Exercise:
Pull out every line below that contains the word "name".

* Start Listed records *

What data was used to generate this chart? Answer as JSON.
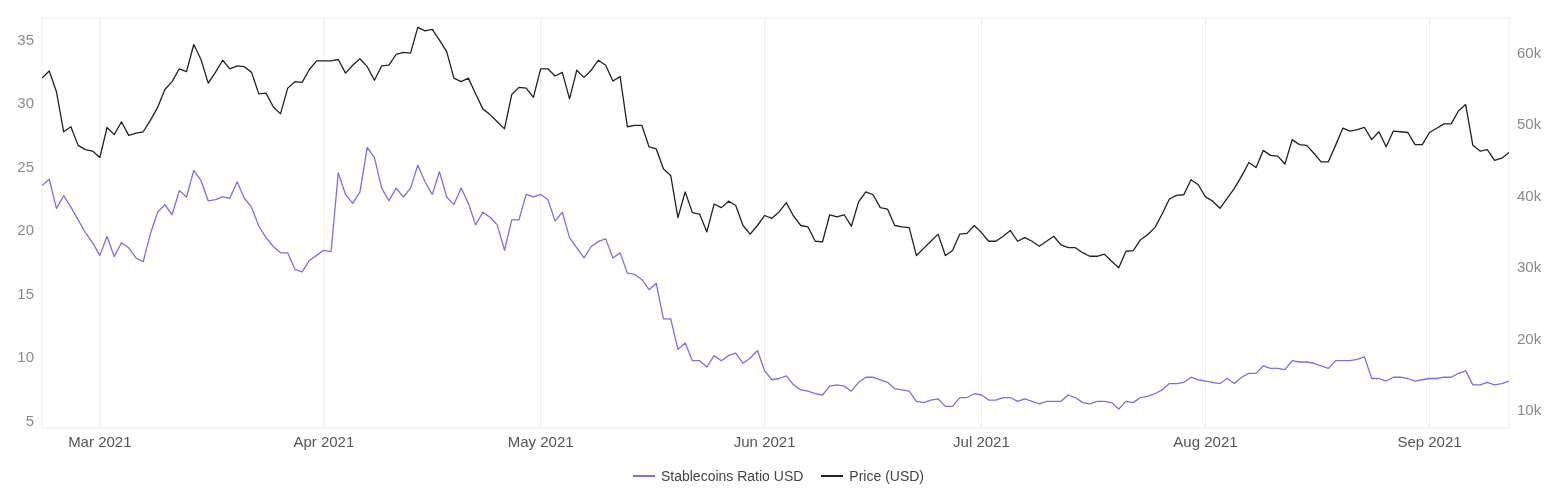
{
  "chart_data": {
    "type": "line",
    "x": [
      "2021-02-21",
      "2021-02-22",
      "2021-02-23",
      "2021-02-24",
      "2021-02-25",
      "2021-02-26",
      "2021-02-27",
      "2021-02-28",
      "2021-03-01",
      "2021-03-02",
      "2021-03-03",
      "2021-03-04",
      "2021-03-05",
      "2021-03-06",
      "2021-03-07",
      "2021-03-08",
      "2021-03-09",
      "2021-03-10",
      "2021-03-11",
      "2021-03-12",
      "2021-03-13",
      "2021-03-14",
      "2021-03-15",
      "2021-03-16",
      "2021-03-17",
      "2021-03-18",
      "2021-03-19",
      "2021-03-20",
      "2021-03-21",
      "2021-03-22",
      "2021-03-23",
      "2021-03-24",
      "2021-03-25",
      "2021-03-26",
      "2021-03-27",
      "2021-03-28",
      "2021-03-29",
      "2021-03-30",
      "2021-03-31",
      "2021-04-01",
      "2021-04-02",
      "2021-04-03",
      "2021-04-04",
      "2021-04-05",
      "2021-04-06",
      "2021-04-07",
      "2021-04-08",
      "2021-04-09",
      "2021-04-10",
      "2021-04-11",
      "2021-04-12",
      "2021-04-13",
      "2021-04-14",
      "2021-04-15",
      "2021-04-16",
      "2021-04-17",
      "2021-04-18",
      "2021-04-19",
      "2021-04-20",
      "2021-04-21",
      "2021-04-22",
      "2021-04-23",
      "2021-04-24",
      "2021-04-25",
      "2021-04-26",
      "2021-04-27",
      "2021-04-28",
      "2021-04-29",
      "2021-04-30",
      "2021-05-01",
      "2021-05-02",
      "2021-05-03",
      "2021-05-04",
      "2021-05-05",
      "2021-05-06",
      "2021-05-07",
      "2021-05-08",
      "2021-05-09",
      "2021-05-10",
      "2021-05-11",
      "2021-05-12",
      "2021-05-13",
      "2021-05-14",
      "2021-05-15",
      "2021-05-16",
      "2021-05-17",
      "2021-05-18",
      "2021-05-19",
      "2021-05-20",
      "2021-05-21",
      "2021-05-22",
      "2021-05-23",
      "2021-05-24",
      "2021-05-25",
      "2021-05-26",
      "2021-05-27",
      "2021-05-28",
      "2021-05-29",
      "2021-05-30",
      "2021-05-31",
      "2021-06-01",
      "2021-06-02",
      "2021-06-03",
      "2021-06-04",
      "2021-06-05",
      "2021-06-06",
      "2021-06-07",
      "2021-06-08",
      "2021-06-09",
      "2021-06-10",
      "2021-06-11",
      "2021-06-12",
      "2021-06-13",
      "2021-06-14",
      "2021-06-15",
      "2021-06-16",
      "2021-06-17",
      "2021-06-18",
      "2021-06-19",
      "2021-06-20",
      "2021-06-21",
      "2021-06-22",
      "2021-06-23",
      "2021-06-24",
      "2021-06-25",
      "2021-06-26",
      "2021-06-27",
      "2021-06-28",
      "2021-06-29",
      "2021-06-30",
      "2021-07-01",
      "2021-07-02",
      "2021-07-03",
      "2021-07-04",
      "2021-07-05",
      "2021-07-06",
      "2021-07-07",
      "2021-07-08",
      "2021-07-09",
      "2021-07-10",
      "2021-07-11",
      "2021-07-12",
      "2021-07-13",
      "2021-07-14",
      "2021-07-15",
      "2021-07-16",
      "2021-07-17",
      "2021-07-18",
      "2021-07-19",
      "2021-07-20",
      "2021-07-21",
      "2021-07-22",
      "2021-07-23",
      "2021-07-24",
      "2021-07-25",
      "2021-07-26",
      "2021-07-27",
      "2021-07-28",
      "2021-07-29",
      "2021-07-30",
      "2021-07-31",
      "2021-08-01",
      "2021-08-02",
      "2021-08-03",
      "2021-08-04",
      "2021-08-05",
      "2021-08-06",
      "2021-08-07",
      "2021-08-08",
      "2021-08-09",
      "2021-08-10",
      "2021-08-11",
      "2021-08-12",
      "2021-08-13",
      "2021-08-14",
      "2021-08-15",
      "2021-08-16",
      "2021-08-17",
      "2021-08-18",
      "2021-08-19",
      "2021-08-20",
      "2021-08-21",
      "2021-08-22",
      "2021-08-23",
      "2021-08-24",
      "2021-08-25",
      "2021-08-26",
      "2021-08-27",
      "2021-08-28",
      "2021-08-29",
      "2021-08-30",
      "2021-08-31",
      "2021-09-01",
      "2021-09-02",
      "2021-09-03",
      "2021-09-04",
      "2021-09-05",
      "2021-09-06",
      "2021-09-07",
      "2021-09-08",
      "2021-09-09",
      "2021-09-10",
      "2021-09-11",
      "2021-09-12"
    ],
    "series": [
      {
        "name": "Stablecoins Ratio USD",
        "color": "#7b6fe8",
        "values": [
          23.5,
          24.0,
          21.7,
          22.7,
          21.8,
          20.8,
          19.8,
          19.0,
          18.0,
          19.5,
          17.9,
          19.0,
          18.6,
          17.8,
          17.5,
          19.7,
          21.4,
          22.0,
          21.2,
          23.1,
          22.6,
          24.7,
          23.9,
          22.3,
          22.4,
          22.6,
          22.5,
          23.8,
          22.5,
          21.8,
          20.3,
          19.4,
          18.7,
          18.2,
          18.2,
          16.9,
          16.7,
          17.6,
          18.0,
          18.4,
          18.3,
          24.5,
          22.8,
          22.1,
          23.0,
          26.5,
          25.7,
          23.3,
          22.3,
          23.3,
          22.6,
          23.3,
          25.1,
          23.8,
          22.8,
          24.6,
          22.6,
          22.0,
          23.3,
          22.1,
          20.4,
          21.4,
          21.0,
          20.4,
          18.4,
          20.8,
          20.8,
          22.8,
          22.6,
          22.8,
          22.4,
          20.7,
          21.4,
          19.4,
          18.6,
          17.8,
          18.7,
          19.1,
          19.3,
          17.8,
          18.2,
          16.6,
          16.5,
          16.1,
          15.3,
          15.8,
          13.0,
          13.0,
          10.6,
          11.1,
          9.7,
          9.7,
          9.2,
          10.1,
          9.7,
          10.1,
          10.3,
          9.5,
          9.9,
          10.5,
          8.9,
          8.2,
          8.3,
          8.5,
          7.8,
          7.4,
          7.3,
          7.1,
          7.0,
          7.7,
          7.8,
          7.7,
          7.3,
          8.0,
          8.4,
          8.4,
          8.2,
          8.0,
          7.5,
          7.4,
          7.3,
          6.5,
          6.4,
          6.6,
          6.7,
          6.1,
          6.1,
          6.8,
          6.8,
          7.1,
          7.0,
          6.6,
          6.6,
          6.8,
          6.8,
          6.5,
          6.7,
          6.5,
          6.3,
          6.5,
          6.5,
          6.5,
          7.0,
          6.8,
          6.4,
          6.3,
          6.5,
          6.5,
          6.4,
          5.9,
          6.5,
          6.4,
          6.8,
          6.9,
          7.1,
          7.4,
          7.9,
          7.9,
          8.0,
          8.4,
          8.2,
          8.1,
          8.0,
          7.9,
          8.3,
          7.9,
          8.4,
          8.7,
          8.7,
          9.3,
          9.1,
          9.1,
          9.0,
          9.7,
          9.6,
          9.6,
          9.5,
          9.3,
          9.1,
          9.7,
          9.7,
          9.7,
          9.8,
          10.0,
          8.3,
          8.3,
          8.1,
          8.4,
          8.4,
          8.3,
          8.1,
          8.2,
          8.3,
          8.3,
          8.4,
          8.4,
          8.7,
          8.9,
          7.8,
          7.8,
          8.0,
          7.8,
          7.9,
          8.1
        ]
      },
      {
        "name": "Price (USD)",
        "color": "#222222",
        "axis": "y2",
        "values": [
          56400,
          57400,
          54500,
          48900,
          49600,
          47000,
          46400,
          46200,
          45300,
          49500,
          48500,
          50300,
          48400,
          48700,
          48900,
          50500,
          52300,
          54800,
          55900,
          57700,
          57300,
          61100,
          59000,
          55700,
          57200,
          58900,
          57700,
          58100,
          58000,
          57200,
          54200,
          54300,
          52400,
          51400,
          55000,
          55900,
          55800,
          57600,
          58800,
          58800,
          58800,
          59000,
          57100,
          58200,
          59100,
          58000,
          56100,
          58100,
          58200,
          59700,
          60000,
          59900,
          63500,
          63000,
          63200,
          61700,
          60100,
          56400,
          55900,
          56400,
          54200,
          52100,
          51300,
          50300,
          49300,
          54100,
          55100,
          55000,
          53700,
          57700,
          57700,
          56700,
          57200,
          53500,
          57500,
          56500,
          57500,
          58900,
          58200,
          56000,
          56600,
          49600,
          49800,
          49800,
          46800,
          46500,
          43700,
          42800,
          36900,
          40500,
          37600,
          37400,
          34900,
          38800,
          38300,
          39200,
          38600,
          35800,
          34600,
          35800,
          37200,
          36800,
          37700,
          39000,
          37100,
          35800,
          35600,
          33600,
          33500,
          37300,
          37000,
          37300,
          35700,
          39100,
          40500,
          40100,
          38300,
          38100,
          35800,
          35600,
          35500,
          31600,
          32600,
          33600,
          34600,
          31600,
          32300,
          34600,
          34700,
          35800,
          34800,
          33600,
          33600,
          34300,
          35100,
          33600,
          34100,
          33600,
          32900,
          33600,
          34300,
          33100,
          32700,
          32700,
          32000,
          31500,
          31500,
          31800,
          30800,
          29900,
          32200,
          32300,
          33800,
          34500,
          35500,
          37400,
          39500,
          40000,
          40100,
          42200,
          41500,
          39800,
          39200,
          38200,
          39600,
          41000,
          42700,
          44600,
          43900,
          46300,
          45600,
          45500,
          44400,
          47800,
          47100,
          47000,
          45900,
          44700,
          44700,
          47000,
          49400,
          49000,
          49200,
          49500,
          47800,
          48900,
          46800,
          49000,
          48900,
          48800,
          47100,
          47100,
          48800,
          49400,
          50000,
          50000,
          51800,
          52700,
          47000,
          46200,
          46400,
          44900,
          45200,
          46000
        ]
      }
    ],
    "xlim": [
      "2021-02-21",
      "2021-09-12"
    ],
    "xticks": [
      {
        "value": "2021-03-01",
        "label": "Mar 2021"
      },
      {
        "value": "2021-04-01",
        "label": "Apr 2021"
      },
      {
        "value": "2021-05-01",
        "label": "May 2021"
      },
      {
        "value": "2021-06-01",
        "label": "Jun 2021"
      },
      {
        "value": "2021-07-01",
        "label": "Jul 2021"
      },
      {
        "value": "2021-08-01",
        "label": "Aug 2021"
      },
      {
        "value": "2021-09-01",
        "label": "Sep 2021"
      }
    ],
    "ylim": [
      4.4,
      36.7
    ],
    "yticks": [
      5,
      10,
      15,
      20,
      25,
      30,
      35
    ],
    "y2lim": [
      7500,
      64800
    ],
    "y2ticks": [
      {
        "value": 10000,
        "label": "10k"
      },
      {
        "value": 20000,
        "label": "20k"
      },
      {
        "value": 30000,
        "label": "30k"
      },
      {
        "value": 40000,
        "label": "40k"
      },
      {
        "value": 50000,
        "label": "50k"
      },
      {
        "value": 60000,
        "label": "60k"
      }
    ],
    "grid": true,
    "legend": "bottom"
  }
}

* End Listed records *

Task response:
        "name": "Stablecoins Ratio USD",
        "name": "Price (USD)",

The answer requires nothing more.